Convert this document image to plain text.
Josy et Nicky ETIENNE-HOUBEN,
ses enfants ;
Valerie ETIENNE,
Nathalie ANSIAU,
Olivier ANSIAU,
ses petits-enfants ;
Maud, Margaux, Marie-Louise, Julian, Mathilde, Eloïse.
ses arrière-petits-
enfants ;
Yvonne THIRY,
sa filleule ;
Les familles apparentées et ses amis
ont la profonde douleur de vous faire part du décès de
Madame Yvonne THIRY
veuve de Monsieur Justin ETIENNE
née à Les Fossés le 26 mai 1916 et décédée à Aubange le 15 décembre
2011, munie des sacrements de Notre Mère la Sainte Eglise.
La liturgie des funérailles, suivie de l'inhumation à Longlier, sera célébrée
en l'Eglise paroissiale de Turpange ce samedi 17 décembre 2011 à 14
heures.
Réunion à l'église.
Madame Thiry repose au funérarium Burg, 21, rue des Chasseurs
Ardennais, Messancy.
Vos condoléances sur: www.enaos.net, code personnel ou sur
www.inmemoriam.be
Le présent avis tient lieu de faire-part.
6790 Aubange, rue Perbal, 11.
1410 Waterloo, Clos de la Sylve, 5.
★ ★ ★ ★
# WRITTEN REQUEST
Copy each line of the data above without altering a single character.

# THE SOLUTION
Convert this document image to plain text.
Josy et Nicky ETIENNE-HOUBEN,
ses enfants ;
Valerie ETIENNE,
Nathalie ANSIAU,
Olivier ANSIAU,
ses petits-enfants ;
Maud, Margaux, Marie-Louise, Julian, Mathilde, Eloïse.
ses arrière-petits-
enfants ;
Yvonne THIRY,
sa filleule ;
Les familles apparentées et ses amis
ont la profonde douleur de vous faire part du décès de
Madame Yvonne THIRY
veuve de Monsieur Justin ETIENNE
née à Les Fossés le 26 mai 1916 et décédée à Aubange le 15 décembre
2011, munie des sacrements de Notre Mère la Sainte Eglise.
La liturgie des funérailles, suivie de l'inhumation à Longlier, sera célébrée
en l'Eglise paroissiale de Turpange ce samedi 17 décembre 2011 à 14
heures.
Réunion à l'église.
Madame Thiry repose au funérarium Burg, 21, rue des Chasseurs
Ardennais, Messancy.
Vos condoléances sur: www.enaos.net, code personnel ou sur
www.inmemoriam.be
Le présent avis tient lieu de faire-part.
6790 Aubange, rue Perbal, 11.
1410 Waterloo, Clos de la Sylve, 5.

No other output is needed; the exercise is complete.